**Job**
Read the data and repeat it in full, exactly.

**Items from a data source**

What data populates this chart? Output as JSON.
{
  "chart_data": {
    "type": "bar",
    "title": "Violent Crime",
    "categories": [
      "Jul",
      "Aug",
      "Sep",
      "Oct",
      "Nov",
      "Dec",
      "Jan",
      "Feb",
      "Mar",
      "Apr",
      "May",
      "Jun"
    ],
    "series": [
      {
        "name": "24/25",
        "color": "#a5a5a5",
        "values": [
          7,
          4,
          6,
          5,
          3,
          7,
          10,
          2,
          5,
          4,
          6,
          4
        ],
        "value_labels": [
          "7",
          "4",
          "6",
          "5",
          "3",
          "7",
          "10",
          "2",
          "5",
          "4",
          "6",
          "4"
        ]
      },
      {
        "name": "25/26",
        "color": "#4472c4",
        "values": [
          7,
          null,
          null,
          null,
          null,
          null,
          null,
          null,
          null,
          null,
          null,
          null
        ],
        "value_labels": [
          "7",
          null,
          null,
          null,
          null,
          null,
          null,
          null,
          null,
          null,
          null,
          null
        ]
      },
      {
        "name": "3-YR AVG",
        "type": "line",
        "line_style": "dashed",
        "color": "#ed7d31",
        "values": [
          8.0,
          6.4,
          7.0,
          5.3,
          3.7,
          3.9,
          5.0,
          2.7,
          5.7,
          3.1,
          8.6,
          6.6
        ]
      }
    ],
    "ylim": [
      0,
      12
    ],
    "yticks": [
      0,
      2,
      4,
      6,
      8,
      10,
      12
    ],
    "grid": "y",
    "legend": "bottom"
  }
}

**The output**
What data populates this chart? Output as JSON.
{
  "chart_data": {
    "type": "bar",
    "title": "Violent Crime",
    "categories": [
      "Jul",
      "Aug",
      "Sep",
      "Oct",
      "Nov",
      "Dec",
      "Jan",
      "Feb",
      "Mar",
      "Apr",
      "May",
      "Jun"
    ],
    "series": [
      {
        "name": "24/25",
        "color": "#a5a5a5",
        "values": [
          7,
          4,
          6,
          5,
          3,
          7,
          10,
          2,
          5,
          4,
          6,
          4
        ],
        "value_labels": [
          "7",
          "4",
          "6",
          "5",
          "3",
          "7",
          "10",
          "2",
          "5",
          "4",
          "6",
          "4"
        ]
      },
      {
        "name": "25/26",
        "color": "#4472c4",
        "values": [
          7,
          null,
          null,
          null,
          null,
          null,
          null,
          null,
          null,
          null,
          null,
          null
        ],
        "value_labels": [
          "7",
          null,
          null,
          null,
          null,
          null,
          null,
          null,
          null,
          null,
          null,
          null
        ]
      },
      {
        "name": "3-YR AVG",
        "type": "line",
        "line_style": "dashed",
        "color": "#ed7d31",
        "values": [
          8.0,
          6.4,
          7.0,
          5.3,
          3.7,
          3.9,
          5.0,
          2.7,
          5.7,
          3.1,
          8.6,
          6.6
        ]
      }
    ],
    "ylim": [
      0,
      12
    ],
    "yticks": [
      0,
      2,
      4,
      6,
      8,
      10,
      12
    ],
    "grid": "y",
    "legend": "bottom"
  }
}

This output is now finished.